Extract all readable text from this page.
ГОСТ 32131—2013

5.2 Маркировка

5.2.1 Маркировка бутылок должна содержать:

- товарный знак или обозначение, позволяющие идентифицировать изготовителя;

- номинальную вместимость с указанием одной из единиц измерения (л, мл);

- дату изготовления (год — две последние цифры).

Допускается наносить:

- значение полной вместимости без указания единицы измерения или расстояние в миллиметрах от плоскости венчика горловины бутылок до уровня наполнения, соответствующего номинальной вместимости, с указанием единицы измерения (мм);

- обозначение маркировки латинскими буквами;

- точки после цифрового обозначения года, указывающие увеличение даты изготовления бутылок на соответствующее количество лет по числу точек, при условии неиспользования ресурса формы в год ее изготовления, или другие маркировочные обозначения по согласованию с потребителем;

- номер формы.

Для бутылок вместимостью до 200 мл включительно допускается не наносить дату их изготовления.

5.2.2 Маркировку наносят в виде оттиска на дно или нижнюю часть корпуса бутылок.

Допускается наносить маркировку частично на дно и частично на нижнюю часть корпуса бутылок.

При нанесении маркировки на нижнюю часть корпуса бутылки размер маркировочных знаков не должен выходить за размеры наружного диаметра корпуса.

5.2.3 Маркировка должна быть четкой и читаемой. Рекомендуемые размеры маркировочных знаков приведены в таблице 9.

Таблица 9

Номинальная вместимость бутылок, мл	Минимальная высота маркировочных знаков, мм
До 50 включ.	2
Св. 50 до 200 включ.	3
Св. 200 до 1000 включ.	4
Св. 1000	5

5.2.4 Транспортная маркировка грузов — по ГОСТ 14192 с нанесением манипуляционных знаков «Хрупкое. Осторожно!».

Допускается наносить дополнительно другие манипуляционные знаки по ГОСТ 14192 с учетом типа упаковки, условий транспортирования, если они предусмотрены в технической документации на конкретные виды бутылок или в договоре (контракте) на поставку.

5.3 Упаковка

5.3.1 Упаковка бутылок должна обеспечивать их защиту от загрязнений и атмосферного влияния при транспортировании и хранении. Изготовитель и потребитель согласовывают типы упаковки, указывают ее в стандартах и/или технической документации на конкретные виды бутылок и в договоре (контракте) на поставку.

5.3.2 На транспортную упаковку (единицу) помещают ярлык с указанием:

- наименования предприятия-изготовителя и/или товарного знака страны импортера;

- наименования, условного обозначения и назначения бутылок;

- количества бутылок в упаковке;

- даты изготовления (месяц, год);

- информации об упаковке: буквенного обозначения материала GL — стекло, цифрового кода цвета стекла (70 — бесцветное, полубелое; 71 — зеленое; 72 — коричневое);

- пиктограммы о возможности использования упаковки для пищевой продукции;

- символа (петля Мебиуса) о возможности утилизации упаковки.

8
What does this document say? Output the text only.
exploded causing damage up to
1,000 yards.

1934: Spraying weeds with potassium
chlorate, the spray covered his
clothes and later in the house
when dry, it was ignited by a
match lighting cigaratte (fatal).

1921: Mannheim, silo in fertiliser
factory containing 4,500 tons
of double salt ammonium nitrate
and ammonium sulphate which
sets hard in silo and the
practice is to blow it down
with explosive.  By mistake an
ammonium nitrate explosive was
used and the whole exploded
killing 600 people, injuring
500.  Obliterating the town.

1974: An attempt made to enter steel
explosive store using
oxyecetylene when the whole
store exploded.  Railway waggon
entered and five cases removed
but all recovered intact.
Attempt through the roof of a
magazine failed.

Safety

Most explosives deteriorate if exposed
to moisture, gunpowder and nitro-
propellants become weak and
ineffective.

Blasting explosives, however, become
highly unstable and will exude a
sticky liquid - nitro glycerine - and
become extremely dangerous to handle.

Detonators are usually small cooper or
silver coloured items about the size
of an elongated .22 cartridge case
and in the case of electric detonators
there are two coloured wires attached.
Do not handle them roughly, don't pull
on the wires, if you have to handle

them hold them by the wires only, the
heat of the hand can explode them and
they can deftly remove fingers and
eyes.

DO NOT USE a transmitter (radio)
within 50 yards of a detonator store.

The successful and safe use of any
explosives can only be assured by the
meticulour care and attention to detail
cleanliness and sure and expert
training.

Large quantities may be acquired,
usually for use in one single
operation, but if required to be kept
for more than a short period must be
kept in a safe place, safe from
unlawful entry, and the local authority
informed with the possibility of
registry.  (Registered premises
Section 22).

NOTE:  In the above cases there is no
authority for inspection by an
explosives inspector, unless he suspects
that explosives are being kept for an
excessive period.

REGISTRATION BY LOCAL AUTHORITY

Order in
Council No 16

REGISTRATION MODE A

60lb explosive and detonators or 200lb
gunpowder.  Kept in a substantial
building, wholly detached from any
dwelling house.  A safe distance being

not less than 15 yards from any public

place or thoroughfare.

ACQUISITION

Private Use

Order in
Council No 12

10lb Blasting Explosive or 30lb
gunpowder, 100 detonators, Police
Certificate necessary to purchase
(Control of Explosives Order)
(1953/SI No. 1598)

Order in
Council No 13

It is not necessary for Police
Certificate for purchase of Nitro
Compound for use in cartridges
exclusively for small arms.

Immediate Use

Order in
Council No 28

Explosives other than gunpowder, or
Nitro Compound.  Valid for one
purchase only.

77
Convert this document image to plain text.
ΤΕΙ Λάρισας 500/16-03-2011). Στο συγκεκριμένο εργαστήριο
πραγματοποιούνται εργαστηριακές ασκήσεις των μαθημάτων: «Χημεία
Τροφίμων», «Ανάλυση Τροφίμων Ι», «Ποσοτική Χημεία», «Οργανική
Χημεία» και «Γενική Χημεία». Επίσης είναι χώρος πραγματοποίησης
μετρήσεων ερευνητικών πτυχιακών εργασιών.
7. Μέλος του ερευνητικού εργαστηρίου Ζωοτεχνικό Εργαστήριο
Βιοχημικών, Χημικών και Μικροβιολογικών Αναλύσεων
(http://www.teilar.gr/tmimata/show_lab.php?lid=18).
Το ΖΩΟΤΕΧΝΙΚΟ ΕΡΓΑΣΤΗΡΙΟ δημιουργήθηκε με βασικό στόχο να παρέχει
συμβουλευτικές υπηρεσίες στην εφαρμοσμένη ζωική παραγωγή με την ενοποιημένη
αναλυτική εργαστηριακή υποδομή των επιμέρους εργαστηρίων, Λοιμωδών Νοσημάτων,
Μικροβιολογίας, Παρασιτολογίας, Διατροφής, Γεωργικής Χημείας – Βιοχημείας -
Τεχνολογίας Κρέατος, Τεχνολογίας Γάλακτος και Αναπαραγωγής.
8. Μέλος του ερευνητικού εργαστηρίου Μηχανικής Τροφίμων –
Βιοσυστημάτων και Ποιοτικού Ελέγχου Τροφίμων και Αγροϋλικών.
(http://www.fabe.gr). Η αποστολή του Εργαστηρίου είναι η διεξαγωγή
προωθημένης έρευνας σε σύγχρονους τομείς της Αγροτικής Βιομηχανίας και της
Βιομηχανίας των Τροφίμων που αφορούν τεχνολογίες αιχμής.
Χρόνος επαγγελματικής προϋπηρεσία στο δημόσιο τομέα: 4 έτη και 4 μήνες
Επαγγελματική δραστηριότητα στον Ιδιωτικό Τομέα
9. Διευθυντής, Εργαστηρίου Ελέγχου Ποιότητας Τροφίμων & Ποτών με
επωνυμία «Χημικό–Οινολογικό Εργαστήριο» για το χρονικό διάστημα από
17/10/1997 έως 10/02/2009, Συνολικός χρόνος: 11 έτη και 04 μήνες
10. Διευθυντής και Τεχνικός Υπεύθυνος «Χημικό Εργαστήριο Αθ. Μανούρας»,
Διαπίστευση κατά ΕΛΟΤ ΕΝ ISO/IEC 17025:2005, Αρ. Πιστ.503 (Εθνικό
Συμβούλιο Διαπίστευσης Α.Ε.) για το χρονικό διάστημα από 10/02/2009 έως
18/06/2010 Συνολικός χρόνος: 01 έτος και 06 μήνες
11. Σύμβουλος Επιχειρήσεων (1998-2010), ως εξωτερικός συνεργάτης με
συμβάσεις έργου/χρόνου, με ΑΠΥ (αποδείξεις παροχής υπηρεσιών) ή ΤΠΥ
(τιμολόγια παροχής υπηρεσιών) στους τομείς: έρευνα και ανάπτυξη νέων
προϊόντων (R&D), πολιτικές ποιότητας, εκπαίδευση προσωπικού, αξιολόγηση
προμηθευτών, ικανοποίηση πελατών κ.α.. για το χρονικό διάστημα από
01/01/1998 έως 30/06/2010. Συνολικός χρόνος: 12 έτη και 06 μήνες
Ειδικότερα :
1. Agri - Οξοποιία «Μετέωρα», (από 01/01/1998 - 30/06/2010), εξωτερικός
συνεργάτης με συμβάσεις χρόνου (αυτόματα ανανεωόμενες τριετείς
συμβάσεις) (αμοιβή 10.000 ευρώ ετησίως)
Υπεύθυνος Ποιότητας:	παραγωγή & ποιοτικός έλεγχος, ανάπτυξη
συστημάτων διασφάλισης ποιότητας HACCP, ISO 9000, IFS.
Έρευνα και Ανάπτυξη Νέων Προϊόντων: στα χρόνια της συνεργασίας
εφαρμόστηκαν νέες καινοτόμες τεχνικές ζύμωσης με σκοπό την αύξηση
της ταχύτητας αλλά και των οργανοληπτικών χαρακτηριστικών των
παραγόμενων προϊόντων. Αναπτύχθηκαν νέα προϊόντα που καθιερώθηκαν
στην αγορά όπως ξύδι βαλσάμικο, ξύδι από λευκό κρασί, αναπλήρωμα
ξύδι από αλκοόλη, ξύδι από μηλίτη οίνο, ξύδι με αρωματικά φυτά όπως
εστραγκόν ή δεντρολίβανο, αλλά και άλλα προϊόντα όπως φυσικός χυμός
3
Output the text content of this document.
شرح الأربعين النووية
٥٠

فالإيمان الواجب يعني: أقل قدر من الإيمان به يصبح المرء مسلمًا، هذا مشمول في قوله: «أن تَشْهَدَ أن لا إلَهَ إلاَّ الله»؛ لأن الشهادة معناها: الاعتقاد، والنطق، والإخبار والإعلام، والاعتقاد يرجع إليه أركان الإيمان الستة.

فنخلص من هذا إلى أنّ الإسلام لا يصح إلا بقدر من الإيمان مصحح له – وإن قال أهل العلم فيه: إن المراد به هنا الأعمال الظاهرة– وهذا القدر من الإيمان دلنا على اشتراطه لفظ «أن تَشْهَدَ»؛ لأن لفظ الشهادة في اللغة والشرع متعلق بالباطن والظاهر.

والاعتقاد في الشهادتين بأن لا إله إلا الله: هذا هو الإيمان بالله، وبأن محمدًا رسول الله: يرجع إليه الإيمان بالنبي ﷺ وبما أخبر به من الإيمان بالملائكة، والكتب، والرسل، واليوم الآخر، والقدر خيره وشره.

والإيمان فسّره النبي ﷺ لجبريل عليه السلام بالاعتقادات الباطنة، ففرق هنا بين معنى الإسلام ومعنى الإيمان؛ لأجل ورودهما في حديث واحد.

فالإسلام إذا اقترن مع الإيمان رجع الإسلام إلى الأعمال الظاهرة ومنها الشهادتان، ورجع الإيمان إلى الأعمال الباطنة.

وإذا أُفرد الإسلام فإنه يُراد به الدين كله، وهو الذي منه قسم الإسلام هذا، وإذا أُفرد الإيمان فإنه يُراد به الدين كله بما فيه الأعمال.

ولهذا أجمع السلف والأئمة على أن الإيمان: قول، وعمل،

TASK OBJECTIVE:
Among the lines above, count those containing the word "Ελέγχου" and give nothing but the result.

EXPECTED ANSWER:
2